TO DO »
Locate every line in the records below that contains the word "αποδεκτή", and copy each one.

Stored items
********

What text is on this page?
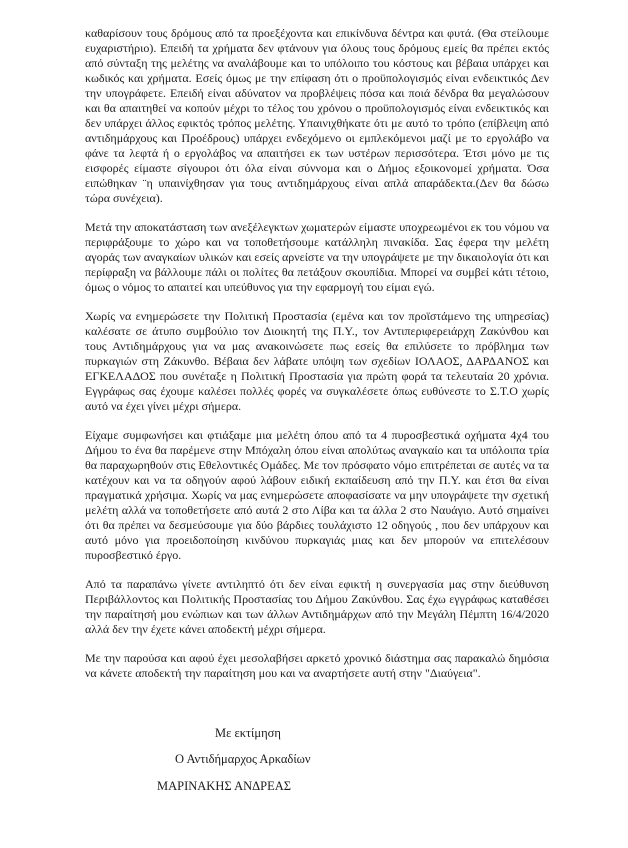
καθαρίσουν τους δρόμους από τα προεξέχοντα και επικίνδυνα δέντρα και φυτά. (Θα στείλουμε ευχαριστήριο). Επειδή τα χρήματα δεν φτάνουν για όλους τους δρόμους εμείς θα πρέπει εκτός από σύνταξη της μελέτης να αναλάβουμε και το υπόλοιπο του κόστους και βέβαια υπάρχει και κωδικός και χρήματα. Εσείς όμως με την επίφαση ότι ο προϋπολογισμός είναι ενδεικτικός Δεν την υπογράφετε. Επειδή είναι αδύνατον να προβλέψεις πόσα και ποιά δένδρα θα μεγαλώσουν και θα απαιτηθεί να κοπούν μέχρι το τέλος του χρόνου ο προϋπολογισμός είναι ενδεικτικός και δεν υπάρχει άλλος εφικτός τρόπος μελέτης. Υπαινιχθήκατε ότι με αυτό το τρόπο (επίβλεψη από αντιδημάρχους και Προέδρους) υπάρχει ενδεχόμενο οι εμπλεκόμενοι μαζί με το εργολάβο να φάνε τα λεφτά ή ο εργολάβος να απαιτήσει εκ των υστέρων περισσότερα. Έτσι μόνο με τις εισφορές είμαστε σίγουροι ότι όλα είναι σύννομα και ο Δήμος εξοικονομεί χρήματα. Όσα ειπώθηκαν ¨η υπαινίχθησαν για τους αντιδημάρχους είναι απλά απαράδεκτα.(Δεν θα δώσω τώρα συνέχεια).

Μετά την αποκατάσταση των ανεξέλεγκτων χωματερών είμαστε υποχρεωμένοι εκ του νόμου να περιφράξουμε το χώρο και να τοποθετήσουμε κατάλληλη πινακίδα. Σας έφερα την μελέτη αγοράς των αναγκαίων υλικών και εσείς αρνείστε να την υπογράψετε με την δικαιολογία ότι και περίφραξη να βάλλουμε πάλι οι πολίτες θα πετάξουν σκουπίδια. Μπορεί να συμβεί κάτι τέτοιο, όμως ο νόμος το απαιτεί και υπεύθυνος για την εφαρμογή του είμαι εγώ.

Χωρίς να ενημερώσετε την Πολιτική Προστασία (εμένα και τον προϊστάμενο της υπηρεσίας) καλέσατε σε άτυπο συμβούλιο τον Διοικητή της Π.Υ., τον Αντιπεριφερειάρχη Ζακύνθου και τους Αντιδημάρχους για να μας ανακοινώσετε πως εσείς θα επιλύσετε το πρόβλημα των πυρκαγιών στη Ζάκυνθο. Βέβαια δεν λάβατε υπόψη των σχεδίων ΙΟΛΑΟΣ, ΔΑΡΔΑΝΟΣ και ΕΓΚΕΛΑΔΟΣ που συνέταξε η Πολιτική Προστασία για πρώτη φορά τα τελευταία 20 χρόνια. Εγγράφως σας έχουμε καλέσει πολλές φορές να συγκαλέσετε όπως ευθύνεστε το Σ.Τ.Ο χωρίς αυτό να έχει γίνει μέχρι σήμερα.

Είχαμε συμφωνήσει και φτιάξαμε μια μελέτη όπου από τα 4 πυροσβεστικά οχήματα 4χ4 του Δήμου το ένα θα παρέμενε στην Μπόχαλη όπου είναι απολύτως αναγκαίο και τα υπόλοιπα τρία θα παραχωρηθούν στις Εθελοντικές Ομάδες. Με τον πρόσφατο νόμο επιτρέπεται σε αυτές να τα κατέχουν και να τα οδηγούν αφού λάβουν ειδική εκπαίδευση από την Π.Υ. και έτσι θα είναι πραγματικά χρήσιμα. Χωρίς να μας ενημερώσετε αποφασίσατε να μην υπογράψετε την σχετική μελέτη αλλά να τοποθετήσετε από αυτά 2 στο Λίβα και τα άλλα 2 στο Ναυάγιο. Αυτό σημαίνει ότι θα πρέπει να δεσμεύσουμε για δύο βάρδιες τουλάχιστο 12 οδηγούς , που δεν υπάρχουν και αυτό μόνο για προειδοποίηση κινδύνου πυρκαγιάς μιας και δεν μπορούν να επιτελέσουν πυροσβεστικό έργο.

Από τα παραπάνω γίνετε αντιληπτό ότι δεν είναι εφικτή η συνεργασία μας στην διεύθυνση Περιβάλλοντος και Πολιτικής Προστασίας του Δήμου Ζακύνθου. Σας έχω εγγράφως καταθέσει την παραίτησή μου ενώπιων και των άλλων Αντιδημάρχων από την Μεγάλη Πέμπτη 16/4/2020 αλλά δεν την έχετε κάνει αποδεκτή μέχρι σήμερα.

Με την παρούσα και αφού έχει μεσολαβήσει αρκετό χρονικό διάστημα σας παρακαλώ δημόσια να κάνετε αποδεκτή την παραίτηση μου και να αναρτήσετε αυτή στην "Διαύγεια".

Με εκτίμηση
Ο Αντιδήμαρχος Αρκαδίων
ΜΑΡΙΝΑΚΗΣ ΑΝΔΡΕΑΣ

********

TASK RESULT »
Από τα παραπάνω γίνετε αντιληπτό ότι δεν είναι εφικτή η συνεργασία μας στην διεύθυνση Περιβάλλοντος και Πολιτικής Προστασίας του Δήμου Ζακύνθου. Σας έχω εγγράφως καταθέσει την παραίτησή μου ενώπιων και των άλλων Αντιδημάρχων από την Μεγάλη Πέμπτη 16/4/2020 αλλά δεν την έχετε κάνει αποδεκτή μέχρι σήμερα.
Με την παρούσα και αφού έχει μεσολαβήσει αρκετό χρονικό διάστημα σας παρακαλώ δημόσια να κάνετε αποδεκτή την παραίτηση μου και να αναρτήσετε αυτή στην "Διαύγεια".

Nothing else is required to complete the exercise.